**Objective**
Transcribe the listing word for word.

===============

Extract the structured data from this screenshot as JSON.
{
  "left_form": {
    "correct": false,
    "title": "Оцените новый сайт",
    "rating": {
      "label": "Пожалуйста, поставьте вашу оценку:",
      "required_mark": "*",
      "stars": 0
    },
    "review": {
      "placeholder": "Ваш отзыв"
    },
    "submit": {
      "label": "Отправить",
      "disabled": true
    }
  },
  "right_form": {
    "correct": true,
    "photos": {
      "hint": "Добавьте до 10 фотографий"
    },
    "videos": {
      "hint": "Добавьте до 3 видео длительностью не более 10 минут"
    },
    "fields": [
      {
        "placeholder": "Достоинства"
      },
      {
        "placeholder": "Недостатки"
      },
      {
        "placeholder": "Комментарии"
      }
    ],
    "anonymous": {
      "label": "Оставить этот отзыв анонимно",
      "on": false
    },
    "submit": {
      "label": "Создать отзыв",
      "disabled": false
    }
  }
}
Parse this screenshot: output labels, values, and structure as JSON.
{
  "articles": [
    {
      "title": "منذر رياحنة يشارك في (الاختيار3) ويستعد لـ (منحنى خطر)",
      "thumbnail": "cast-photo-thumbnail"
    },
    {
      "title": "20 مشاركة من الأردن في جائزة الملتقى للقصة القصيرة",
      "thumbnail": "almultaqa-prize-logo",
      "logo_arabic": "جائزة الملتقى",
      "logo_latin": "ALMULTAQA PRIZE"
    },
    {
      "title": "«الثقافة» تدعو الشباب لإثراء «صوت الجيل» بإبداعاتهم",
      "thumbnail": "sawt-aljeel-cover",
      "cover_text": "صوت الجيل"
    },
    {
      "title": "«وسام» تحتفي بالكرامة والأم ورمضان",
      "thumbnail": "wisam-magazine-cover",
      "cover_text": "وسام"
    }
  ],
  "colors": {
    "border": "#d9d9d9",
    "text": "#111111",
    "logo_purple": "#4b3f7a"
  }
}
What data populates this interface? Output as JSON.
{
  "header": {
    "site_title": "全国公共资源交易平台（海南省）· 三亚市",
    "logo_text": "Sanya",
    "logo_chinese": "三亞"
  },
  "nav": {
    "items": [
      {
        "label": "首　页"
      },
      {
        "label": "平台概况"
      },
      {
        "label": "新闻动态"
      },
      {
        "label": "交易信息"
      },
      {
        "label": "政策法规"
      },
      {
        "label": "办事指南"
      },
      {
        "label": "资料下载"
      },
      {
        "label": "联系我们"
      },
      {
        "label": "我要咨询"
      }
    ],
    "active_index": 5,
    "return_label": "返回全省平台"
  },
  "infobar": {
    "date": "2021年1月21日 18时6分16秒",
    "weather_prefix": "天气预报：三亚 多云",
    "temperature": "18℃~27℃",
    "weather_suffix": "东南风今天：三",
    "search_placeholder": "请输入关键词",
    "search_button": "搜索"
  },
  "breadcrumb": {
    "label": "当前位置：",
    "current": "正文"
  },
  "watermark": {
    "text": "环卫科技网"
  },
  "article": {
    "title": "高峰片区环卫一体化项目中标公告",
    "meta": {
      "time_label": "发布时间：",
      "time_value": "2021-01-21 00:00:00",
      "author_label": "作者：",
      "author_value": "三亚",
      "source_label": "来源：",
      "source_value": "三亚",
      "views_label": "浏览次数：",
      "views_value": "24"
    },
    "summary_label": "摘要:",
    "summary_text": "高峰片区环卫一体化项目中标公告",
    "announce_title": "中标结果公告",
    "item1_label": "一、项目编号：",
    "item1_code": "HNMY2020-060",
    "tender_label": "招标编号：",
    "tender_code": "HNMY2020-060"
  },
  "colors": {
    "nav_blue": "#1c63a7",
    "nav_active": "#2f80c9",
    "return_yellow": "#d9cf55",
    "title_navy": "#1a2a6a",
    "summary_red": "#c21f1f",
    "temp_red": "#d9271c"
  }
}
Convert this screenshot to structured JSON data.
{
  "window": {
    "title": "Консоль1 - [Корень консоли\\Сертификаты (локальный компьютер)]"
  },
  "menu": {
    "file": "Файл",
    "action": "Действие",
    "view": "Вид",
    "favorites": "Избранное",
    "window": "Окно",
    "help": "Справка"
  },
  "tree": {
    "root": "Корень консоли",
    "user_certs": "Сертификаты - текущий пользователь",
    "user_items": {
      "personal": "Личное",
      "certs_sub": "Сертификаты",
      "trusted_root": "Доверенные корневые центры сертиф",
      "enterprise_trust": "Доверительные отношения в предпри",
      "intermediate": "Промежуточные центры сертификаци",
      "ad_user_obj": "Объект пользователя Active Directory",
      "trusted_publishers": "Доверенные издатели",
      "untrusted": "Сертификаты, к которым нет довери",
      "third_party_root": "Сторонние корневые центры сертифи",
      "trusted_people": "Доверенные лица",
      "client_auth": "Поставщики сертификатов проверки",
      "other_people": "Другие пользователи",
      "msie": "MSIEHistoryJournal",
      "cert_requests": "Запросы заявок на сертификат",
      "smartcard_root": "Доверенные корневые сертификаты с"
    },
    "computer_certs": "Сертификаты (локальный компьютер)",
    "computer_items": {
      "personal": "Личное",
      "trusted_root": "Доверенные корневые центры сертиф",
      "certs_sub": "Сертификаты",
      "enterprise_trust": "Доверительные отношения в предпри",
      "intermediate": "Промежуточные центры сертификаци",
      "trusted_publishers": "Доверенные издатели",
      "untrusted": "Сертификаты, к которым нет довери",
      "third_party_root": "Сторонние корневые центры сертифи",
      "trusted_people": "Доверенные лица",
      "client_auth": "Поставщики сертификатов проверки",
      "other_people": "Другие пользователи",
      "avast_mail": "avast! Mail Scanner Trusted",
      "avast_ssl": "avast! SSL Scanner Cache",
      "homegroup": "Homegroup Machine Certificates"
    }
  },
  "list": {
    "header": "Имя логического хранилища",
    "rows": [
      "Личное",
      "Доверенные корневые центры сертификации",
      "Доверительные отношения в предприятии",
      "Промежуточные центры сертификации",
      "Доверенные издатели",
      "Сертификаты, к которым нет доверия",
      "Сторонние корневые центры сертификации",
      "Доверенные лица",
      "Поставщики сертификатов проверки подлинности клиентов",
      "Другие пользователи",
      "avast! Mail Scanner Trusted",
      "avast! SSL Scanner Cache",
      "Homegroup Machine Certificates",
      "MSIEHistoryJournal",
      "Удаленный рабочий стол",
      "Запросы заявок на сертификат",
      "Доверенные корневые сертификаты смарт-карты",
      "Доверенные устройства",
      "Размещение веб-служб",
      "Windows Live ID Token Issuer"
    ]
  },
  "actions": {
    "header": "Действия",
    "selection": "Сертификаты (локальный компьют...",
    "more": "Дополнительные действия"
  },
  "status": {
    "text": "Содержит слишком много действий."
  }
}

===============

**Exercise result**
Extract the structured data from this screenshot as JSON.
{
  "left_form": {
    "correct": false,
    "title": "Оцените новый сайт",
    "rating": {
      "label": "Пожалуйста, поставьте вашу оценку:",
      "required_mark": "*",
      "stars": 0
    },
    "review": {
      "placeholder": "Ваш отзыв"
    },
    "submit": {
      "label": "Отправить",
      "disabled": true
    }
  },
  "right_form": {
    "correct": true,
    "photos": {
      "hint": "Добавьте до 10 фотографий"
    },
    "videos": {
      "hint": "Добавьте до 3 видео длительностью не более 10 минут"
    },
    "fields": [
      {
        "placeholder": "Достоинства"
      },
      {
        "placeholder": "Недостатки"
      },
      {
        "placeholder": "Комментарии"
      }
    ],
    "anonymous": {
      "label": "Оставить этот отзыв анонимно",
      "on": false
    },
    "submit": {
      "label": "Создать отзыв",
      "disabled": false
    }
  }
}
Parse this screenshot: output labels, values, and structure as JSON.
{
  "articles": [
    {
      "title": "منذر رياحنة يشارك في (الاختيار3) ويستعد لـ (منحنى خطر)",
      "thumbnail": "cast-photo-thumbnail"
    },
    {
      "title": "20 مشاركة من الأردن في جائزة الملتقى للقصة القصيرة",
      "thumbnail": "almultaqa-prize-logo",
      "logo_arabic": "جائزة الملتقى",
      "logo_latin": "ALMULTAQA PRIZE"
    },
    {
      "title": "«الثقافة» تدعو الشباب لإثراء «صوت الجيل» بإبداعاتهم",
      "thumbnail": "sawt-aljeel-cover",
      "cover_text": "صوت الجيل"
    },
    {
      "title": "«وسام» تحتفي بالكرامة والأم ورمضان",
      "thumbnail": "wisam-magazine-cover",
      "cover_text": "وسام"
    }
  ],
  "colors": {
    "border": "#d9d9d9",
    "text": "#111111",
    "logo_purple": "#4b3f7a"
  }
}
What data populates this interface? Output as JSON.
{
  "header": {
    "site_title": "全国公共资源交易平台（海南省）· 三亚市",
    "logo_text": "Sanya",
    "logo_chinese": "三亞"
  },
  "nav": {
    "items": [
      {
        "label": "首　页"
      },
      {
        "label": "平台概况"
      },
      {
        "label": "新闻动态"
      },
      {
        "label": "交易信息"
      },
      {
        "label": "政策法规"
      },
      {
        "label": "办事指南"
      },
      {
        "label": "资料下载"
      },
      {
        "label": "联系我们"
      },
      {
        "label": "我要咨询"
      }
    ],
    "active_index": 5,
    "return_label": "返回全省平台"
  },
  "infobar": {
    "date": "2021年1月21日 18时6分16秒",
    "weather_prefix": "天气预报：三亚 多云",
    "temperature": "18℃~27℃",
    "weather_suffix": "东南风今天：三",
    "search_placeholder": "请输入关键词",
    "search_button": "搜索"
  },
  "breadcrumb": {
    "label": "当前位置：",
    "current": "正文"
  },
  "watermark": {
    "text": "环卫科技网"
  },
  "article": {
    "title": "高峰片区环卫一体化项目中标公告",
    "meta": {
      "time_label": "发布时间：",
      "time_value": "2021-01-21 00:00:00",
      "author_label": "作者：",
      "author_value": "三亚",
      "source_label": "来源：",
      "source_value": "三亚",
      "views_label": "浏览次数：",
      "views_value": "24"
    },
    "summary_label": "摘要:",
    "summary_text": "高峰片区环卫一体化项目中标公告",
    "announce_title": "中标结果公告",
    "item1_label": "一、项目编号：",
    "item1_code": "HNMY2020-060",
    "tender_label": "招标编号：",
    "tender_code": "HNMY2020-060"
  },
  "colors": {
    "nav_blue": "#1c63a7",
    "nav_active": "#2f80c9",
    "return_yellow": "#d9cf55",
    "title_navy": "#1a2a6a",
    "summary_red": "#c21f1f",
    "temp_red": "#d9271c"
  }
}
Convert this screenshot to structured JSON data.
{
  "window": {
    "title": "Консоль1 - [Корень консоли\\Сертификаты (локальный компьютер)]"
  },
  "menu": {
    "file": "Файл",
    "action": "Действие",
    "view": "Вид",
    "favorites": "Избранное",
    "window": "Окно",
    "help": "Справка"
  },
  "tree": {
    "root": "Корень консоли",
    "user_certs": "Сертификаты - текущий пользователь",
    "user_items": {
      "personal": "Личное",
      "certs_sub": "Сертификаты",
      "trusted_root": "Доверенные корневые центры сертиф",
      "enterprise_trust": "Доверительные отношения в предпри",
      "intermediate": "Промежуточные центры сертификаци",
      "ad_user_obj": "Объект пользователя Active Directory",
      "trusted_publishers": "Доверенные издатели",
      "untrusted": "Сертификаты, к которым нет довери",
      "third_party_root": "Сторонние корневые центры сертифи",
      "trusted_people": "Доверенные лица",
      "client_auth": "Поставщики сертификатов проверки",
      "other_people": "Другие пользователи",
      "msie": "MSIEHistoryJournal",
      "cert_requests": "Запросы заявок на сертификат",
      "smartcard_root": "Доверенные корневые сертификаты с"
    },
    "computer_certs": "Сертификаты (локальный компьютер)",
    "computer_items": {
      "personal": "Личное",
      "trusted_root": "Доверенные корневые центры сертиф",
      "certs_sub": "Сертификаты",
      "enterprise_trust": "Доверительные отношения в предпри",
      "intermediate": "Промежуточные центры сертификаци",
      "trusted_publishers": "Доверенные издатели",
      "untrusted": "Сертификаты, к которым нет довери",
      "third_party_root": "Сторонние корневые центры сертифи",
      "trusted_people": "Доверенные лица",
      "client_auth": "Поставщики сертификатов проверки",
      "other_people": "Другие пользователи",
      "avast_mail": "avast! Mail Scanner Trusted",
      "avast_ssl": "avast! SSL Scanner Cache",
      "homegroup": "Homegroup Machine Certificates"
    }
  },
  "list": {
    "header": "Имя логического хранилища",
    "rows": [
      "Личное",
      "Доверенные корневые центры сертификации",
      "Доверительные отношения в предприятии",
      "Промежуточные центры сертификации",
      "Доверенные издатели",
      "Сертификаты, к которым нет доверия",
      "Сторонние корневые центры сертификации",
      "Доверенные лица",
      "Поставщики сертификатов проверки подлинности клиентов",
      "Другие пользователи",
      "avast! Mail Scanner Trusted",
      "avast! SSL Scanner Cache",
      "Homegroup Machine Certificates",
      "MSIEHistoryJournal",
      "Удаленный рабочий стол",
      "Запросы заявок на сертификат",
      "Доверенные корневые сертификаты смарт-карты",
      "Доверенные устройства",
      "Размещение веб-служб",
      "Windows Live ID Token Issuer"
    ]
  },
  "actions": {
    "header": "Действия",
    "selection": "Сертификаты (локальный компьют...",
    "more": "Дополнительные действия"
  },
  "status": {
    "text": "Содержит слишком много действий."
  }
}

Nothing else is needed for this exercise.